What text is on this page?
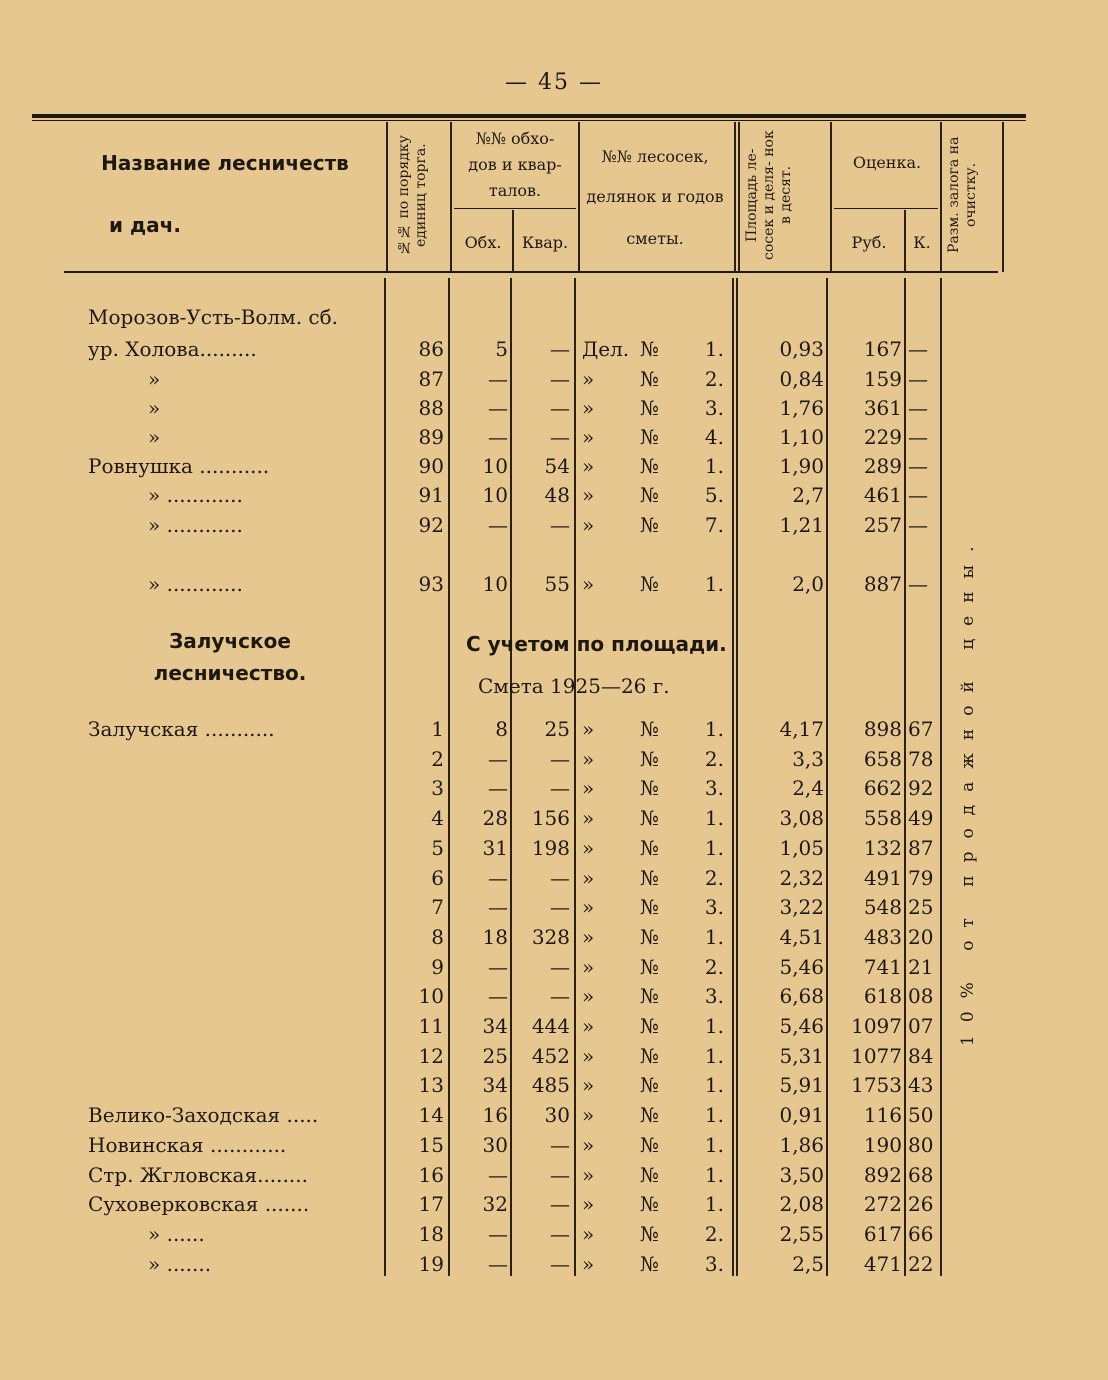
— 45 —
Название лесничеств
и дач.	№№ по порядку единиц торга.
№№ обхо-
дов и квар-
талов.
Обх.	Квар.
№№ лесосек,
делянок и годов
сметы.	Площадь ле- сосек и деля- нок в десят.
Оценка.
Руб.	К.	Разм. залога на очистку.
Морозов-Усть-Волм. сб.
ур. Холова.........	86	5	— Дел. №	1.	0,93	167 —
»	87	—	— »	№	2.	0,84	159 —
»	88	—	— »	№	3.	1,76	361 —
»	89	—	— »	№	4.	1,10	229 —
Ровнушка ...........	90	10	54 »	№	1.	1,90	289 —
» ............	91	10	48 »	№	5.	2,7	461 —
» ............	92	—	— »	№	7.	1,21	257 —
» ............	93	10	55 »	№	1.	2,0	887 —
Залучское
лесничество.
С учетом по площади.
Смета 1925—26 г.
Залучская ...........	1	8	25 »	№	1.	4,17	898 67
2	—	— »	№	2.	3,3	658 78
3	—	— »	№	3.	2,4	662 92
4	28	156 »	№	1.	3,08	558 49
5	31	198 »	№	1.	1,05	132 87
6	—	— »	№	2.	2,32	491 79
7	—	— »	№	3.	3,22	548 25
8	18	328 »	№	1.	4,51	483 20
9	—	— »	№	2.	5,46	741 21
10	—	— »	№	3.	6,68	618 08
11	34	444 »	№	1.	5,46	1097 07
12	25	452 »	№	1.	5,31	1077 84
13	34	485 »	№	1.	5,91	1753 43
Велико-Заходская .....	14	16	30 »	№	1.	0,91	116 50
Новинская ............	15	30	— »	№	1.	1,86	190 80
Стр. Жгловская........	16	—	— »	№	1.	3,50	892 68
Суховерковская .......	17	32	— »	№	1.	2,08	272 26
» ......	18	—	— »	№	2.	2,55	617 66
» .......	19	—	— »	№	3.	2,5	471 22
10% от продажной цены.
========================
Exercise aim
Retype every record above exactly as written, but leave out the pictures.

Right answer
What text is on this page?
— 45 —
Название лесничеств
и дач.	№№ по порядку единиц торга.
№№ обхо-
дов и квар-
талов.
Обх.	Квар.
№№ лесосек,
делянок и годов
сметы.	Площадь ле- сосек и деля- нок в десят.
Оценка.
Руб.	К.	Разм. залога на очистку.
Морозов-Усть-Волм. сб.
ур. Холова.........	86	5	— Дел. №	1.	0,93	167 —
»	87	—	— »	№	2.	0,84	159 —
»	88	—	— »	№	3.	1,76	361 —
»	89	—	— »	№	4.	1,10	229 —
Ровнушка ...........	90	10	54 »	№	1.	1,90	289 —
» ............	91	10	48 »	№	5.	2,7	461 —
» ............	92	—	— »	№	7.	1,21	257 —
» ............	93	10	55 »	№	1.	2,0	887 —
Залучское
лесничество.
С учетом по площади.
Смета 1925—26 г.
Залучская ...........	1	8	25 »	№	1.	4,17	898 67
2	—	— »	№	2.	3,3	658 78
3	—	— »	№	3.	2,4	662 92
4	28	156 »	№	1.	3,08	558 49
5	31	198 »	№	1.	1,05	132 87
6	—	— »	№	2.	2,32	491 79
7	—	— »	№	3.	3,22	548 25
8	18	328 »	№	1.	4,51	483 20
9	—	— »	№	2.	5,46	741 21
10	—	— »	№	3.	6,68	618 08
11	34	444 »	№	1.	5,46	1097 07
12	25	452 »	№	1.	5,31	1077 84
13	34	485 »	№	1.	5,91	1753 43
Велико-Заходская .....	14	16	30 »	№	1.	0,91	116 50
Новинская ............	15	30	— »	№	1.	1,86	190 80
Стр. Жгловская........	16	—	— »	№	1.	3,50	892 68
Суховерковская .......	17	32	— »	№	1.	2,08	272 26
» ......	18	—	— »	№	2.	2,55	617 66
» .......	19	—	— »	№	3.	2,5	471 22
10% от продажной цены.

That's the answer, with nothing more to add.